Prompt: Below is a listing to write out in full, exactly as given, without its pictures.

Information shown:
--------------------------------

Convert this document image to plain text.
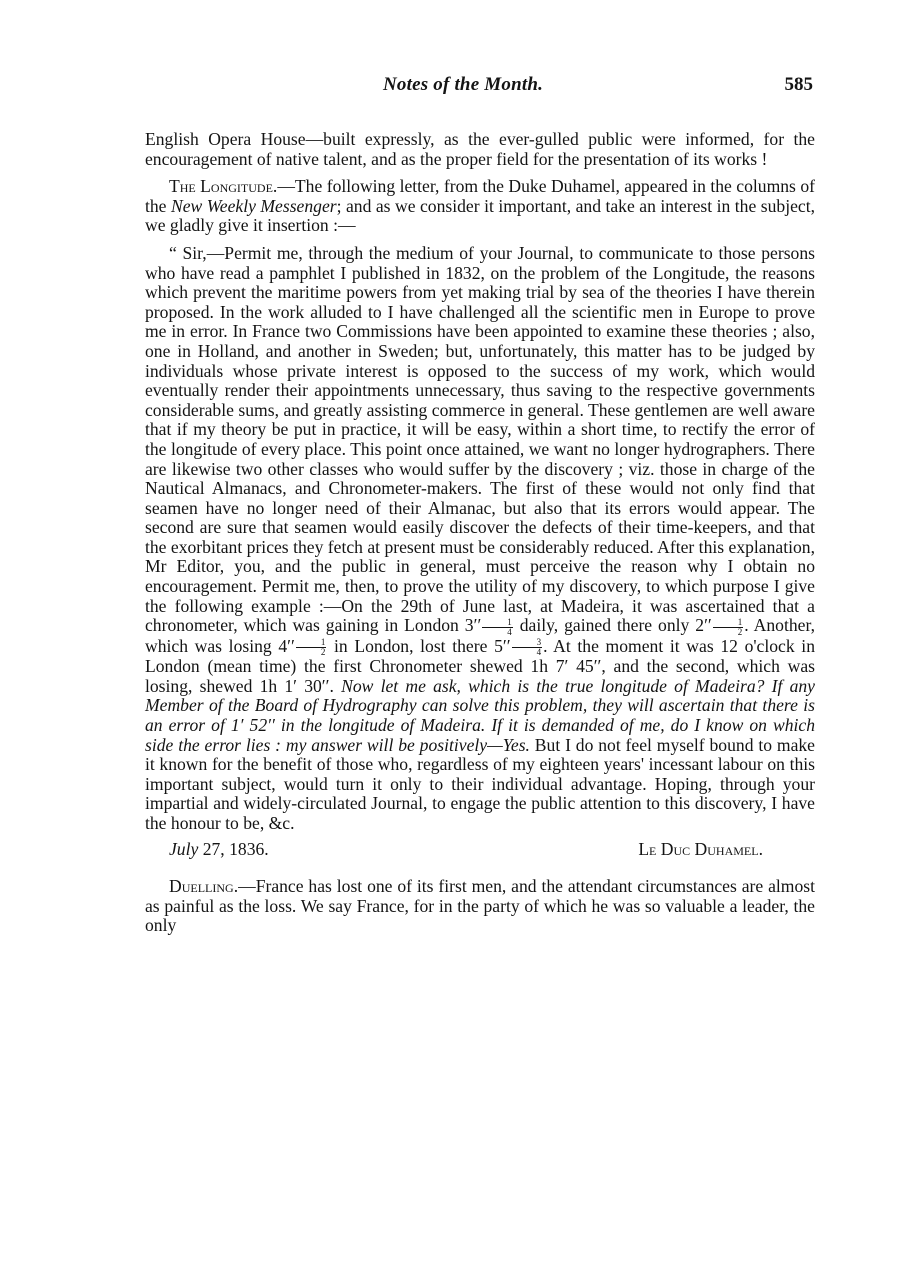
Notes of the Month.	585

English Opera House—built expressly, as the ever-gulled public were informed, for the encouragement of native talent, and as the proper field for the presentation of its works !

The Longitude.—The following letter, from the Duke Duhamel, appeared in the columns of the New Weekly Messenger; and as we consider it important, and take an interest in the subject, we gladly give it insertion :—

“ Sir,—Permit me, through the medium of your Journal, to communicate to those persons who have read a pamphlet I published in 1832, on the problem of the Longitude, the reasons which prevent the maritime powers from yet making trial by sea of the theories I have therein proposed. In the work alluded to I have challenged all the scientific men in Europe to prove me in error. In France two Commissions have been appointed to examine these theories ; also, one in Holland, and another in Sweden; but, unfortunately, this matter has to be judged by individuals whose private interest is opposed to the success of my work, which would eventually render their appointments unnecessary, thus saving to the respective governments considerable sums, and greatly assisting commerce in general. These gentlemen are well aware that if my theory be put in practice, it will be easy, within a short time, to rectify the error of the longitude of every place. This point once attained, we want no longer hydrographers. There are likewise two other classes who would suffer by the discovery ; viz. those in charge of the Nautical Almanacs, and Chronometer-makers. The first of these would not only find that seamen have no longer need of their Almanac, but also that its errors would appear. The second are sure that seamen would easily discover the defects of their time-keepers, and that the exorbitant prices they fetch at present must be considerably reduced. After this explanation, Mr Editor, you, and the public in general, must perceive the reason why I obtain no encouragement. Permit me, then, to prove the utility of my discovery, to which purpose I give the following example :—On the 29th of June last, at Madeira, it was ascertained that a chronometer, which was gaining in London $3'' \frac{1}{4}$ daily, gained there only $2'' \frac{1}{2}$ . Another, which was losing $4'' \frac{1}{2}$ in London, lost there $5'' \frac{3}{4}$ . At the moment it was 12 o'clock in London (mean time) the first Chronometer shewed 1h 7′ 45′′, and the second, which was losing, shewed 1h 1′ 30′′. Now let me ask, which is the true longitude of Madeira? If any Member of the Board of Hydrography can solve this problem, they will ascertain that there is an error of 1′ 52′′ in the longitude of Madeira. If it is demanded of me, do I know on which side the error lies : my answer will be positively—Yes. But I do not feel myself bound to make it known for the benefit of those who, regardless of my eighteen years' incessant labour on this important subject, would turn it only to their individual advantage. Hoping, through your impartial and widely-circulated Journal, to engage the public attention to this discovery, I have the honour to be, &c.

July 27, 1836.	Le Duc Duhamel.

Duelling.—France has lost one of its first men, and the attendant circumstances are almost as painful as the loss. We say France, for in the party of which he was so valuable a leader, the only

--------------------------------

Final answer:
Convert this document image to plain text.
Notes of the Month.	585

English Opera House—built expressly, as the ever-gulled public were informed, for the encouragement of native talent, and as the proper field for the presentation of its works !

The Longitude.—The following letter, from the Duke Duhamel, appeared in the columns of the New Weekly Messenger; and as we consider it important, and take an interest in the subject, we gladly give it insertion :—

“ Sir,—Permit me, through the medium of your Journal, to communicate to those persons who have read a pamphlet I published in 1832, on the problem of the Longitude, the reasons which prevent the maritime powers from yet making trial by sea of the theories I have therein proposed. In the work alluded to I have challenged all the scientific men in Europe to prove me in error. In France two Commissions have been appointed to examine these theories ; also, one in Holland, and another in Sweden; but, unfortunately, this matter has to be judged by individuals whose private interest is opposed to the success of my work, which would eventually render their appointments unnecessary, thus saving to the respective governments considerable sums, and greatly assisting commerce in general. These gentlemen are well aware that if my theory be put in practice, it will be easy, within a short time, to rectify the error of the longitude of every place. This point once attained, we want no longer hydrographers. There are likewise two other classes who would suffer by the discovery ; viz. those in charge of the Nautical Almanacs, and Chronometer-makers. The first of these would not only find that seamen have no longer need of their Almanac, but also that its errors would appear. The second are sure that seamen would easily discover the defects of their time-keepers, and that the exorbitant prices they fetch at present must be considerably reduced. After this explanation, Mr Editor, you, and the public in general, must perceive the reason why I obtain no encouragement. Permit me, then, to prove the utility of my discovery, to which purpose I give the following example :—On the 29th of June last, at Madeira, it was ascertained that a chronometer, which was gaining in London $3'' \frac{1}{4}$ daily, gained there only $2'' \frac{1}{2}$ . Another, which was losing $4'' \frac{1}{2}$ in London, lost there $5'' \frac{3}{4}$ . At the moment it was 12 o'clock in London (mean time) the first Chronometer shewed 1h 7′ 45′′, and the second, which was losing, shewed 1h 1′ 30′′. Now let me ask, which is the true longitude of Madeira? If any Member of the Board of Hydrography can solve this problem, they will ascertain that there is an error of 1′ 52′′ in the longitude of Madeira. If it is demanded of me, do I know on which side the error lies : my answer will be positively—Yes. But I do not feel myself bound to make it known for the benefit of those who, regardless of my eighteen years' incessant labour on this important subject, would turn it only to their individual advantage. Hoping, through your impartial and widely-circulated Journal, to engage the public attention to this discovery, I have the honour to be, &c.

July 27, 1836.	Le Duc Duhamel.

Duelling.—France has lost one of its first men, and the attendant circumstances are almost as painful as the loss. We say France, for in the party of which he was so valuable a leader, the only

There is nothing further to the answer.